- Exercise description
Leave out the pictures and copy each record below exactly.

- Extracted material
[BEGIN]

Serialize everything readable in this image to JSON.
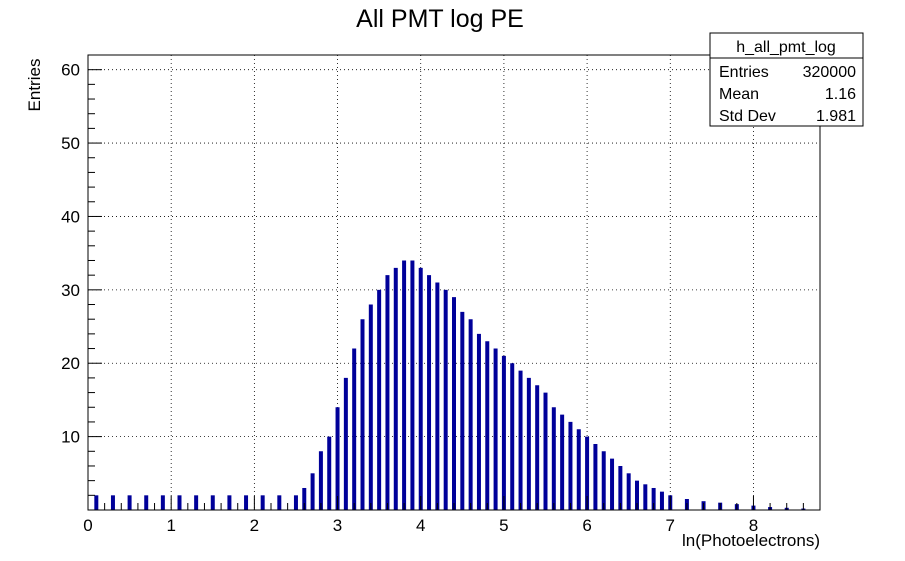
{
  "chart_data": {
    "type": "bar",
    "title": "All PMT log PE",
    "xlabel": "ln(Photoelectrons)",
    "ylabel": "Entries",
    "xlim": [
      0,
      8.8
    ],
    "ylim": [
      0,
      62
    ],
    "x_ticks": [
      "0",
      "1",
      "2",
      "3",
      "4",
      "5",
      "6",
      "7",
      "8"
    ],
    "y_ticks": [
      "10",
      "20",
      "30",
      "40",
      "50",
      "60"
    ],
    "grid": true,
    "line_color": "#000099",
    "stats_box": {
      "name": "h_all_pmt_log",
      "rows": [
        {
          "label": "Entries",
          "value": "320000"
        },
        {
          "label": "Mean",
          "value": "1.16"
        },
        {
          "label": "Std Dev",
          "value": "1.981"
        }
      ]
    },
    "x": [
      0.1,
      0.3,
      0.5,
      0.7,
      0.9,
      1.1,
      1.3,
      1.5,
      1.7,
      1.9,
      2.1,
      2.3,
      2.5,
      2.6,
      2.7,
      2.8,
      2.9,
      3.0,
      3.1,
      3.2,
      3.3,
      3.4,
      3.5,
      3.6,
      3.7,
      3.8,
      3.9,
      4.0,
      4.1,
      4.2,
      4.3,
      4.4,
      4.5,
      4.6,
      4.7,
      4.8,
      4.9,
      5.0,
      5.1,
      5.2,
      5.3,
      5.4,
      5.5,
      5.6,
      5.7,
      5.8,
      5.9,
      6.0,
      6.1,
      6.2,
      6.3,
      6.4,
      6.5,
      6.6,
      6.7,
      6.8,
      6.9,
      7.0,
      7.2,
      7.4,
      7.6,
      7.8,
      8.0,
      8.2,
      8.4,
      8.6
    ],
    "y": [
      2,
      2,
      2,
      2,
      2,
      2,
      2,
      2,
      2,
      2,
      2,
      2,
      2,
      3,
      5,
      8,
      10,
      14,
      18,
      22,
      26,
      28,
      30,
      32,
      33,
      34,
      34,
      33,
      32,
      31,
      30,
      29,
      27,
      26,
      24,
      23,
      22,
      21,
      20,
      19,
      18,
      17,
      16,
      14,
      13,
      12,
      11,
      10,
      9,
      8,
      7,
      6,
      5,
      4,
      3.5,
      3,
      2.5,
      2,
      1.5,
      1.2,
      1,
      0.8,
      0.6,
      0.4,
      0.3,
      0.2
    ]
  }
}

[END]

- Solution to this task
Serialize everything readable in this image to JSON.
{
  "chart_data": {
    "type": "bar",
    "title": "All PMT log PE",
    "xlabel": "ln(Photoelectrons)",
    "ylabel": "Entries",
    "xlim": [
      0,
      8.8
    ],
    "ylim": [
      0,
      62
    ],
    "x_ticks": [
      "0",
      "1",
      "2",
      "3",
      "4",
      "5",
      "6",
      "7",
      "8"
    ],
    "y_ticks": [
      "10",
      "20",
      "30",
      "40",
      "50",
      "60"
    ],
    "grid": true,
    "line_color": "#000099",
    "stats_box": {
      "name": "h_all_pmt_log",
      "rows": [
        {
          "label": "Entries",
          "value": "320000"
        },
        {
          "label": "Mean",
          "value": "1.16"
        },
        {
          "label": "Std Dev",
          "value": "1.981"
        }
      ]
    },
    "x": [
      0.1,
      0.3,
      0.5,
      0.7,
      0.9,
      1.1,
      1.3,
      1.5,
      1.7,
      1.9,
      2.1,
      2.3,
      2.5,
      2.6,
      2.7,
      2.8,
      2.9,
      3.0,
      3.1,
      3.2,
      3.3,
      3.4,
      3.5,
      3.6,
      3.7,
      3.8,
      3.9,
      4.0,
      4.1,
      4.2,
      4.3,
      4.4,
      4.5,
      4.6,
      4.7,
      4.8,
      4.9,
      5.0,
      5.1,
      5.2,
      5.3,
      5.4,
      5.5,
      5.6,
      5.7,
      5.8,
      5.9,
      6.0,
      6.1,
      6.2,
      6.3,
      6.4,
      6.5,
      6.6,
      6.7,
      6.8,
      6.9,
      7.0,
      7.2,
      7.4,
      7.6,
      7.8,
      8.0,
      8.2,
      8.4,
      8.6
    ],
    "y": [
      2,
      2,
      2,
      2,
      2,
      2,
      2,
      2,
      2,
      2,
      2,
      2,
      2,
      3,
      5,
      8,
      10,
      14,
      18,
      22,
      26,
      28,
      30,
      32,
      33,
      34,
      34,
      33,
      32,
      31,
      30,
      29,
      27,
      26,
      24,
      23,
      22,
      21,
      20,
      19,
      18,
      17,
      16,
      14,
      13,
      12,
      11,
      10,
      9,
      8,
      7,
      6,
      5,
      4,
      3.5,
      3,
      2.5,
      2,
      1.5,
      1.2,
      1,
      0.8,
      0.6,
      0.4,
      0.3,
      0.2
    ]
  }
}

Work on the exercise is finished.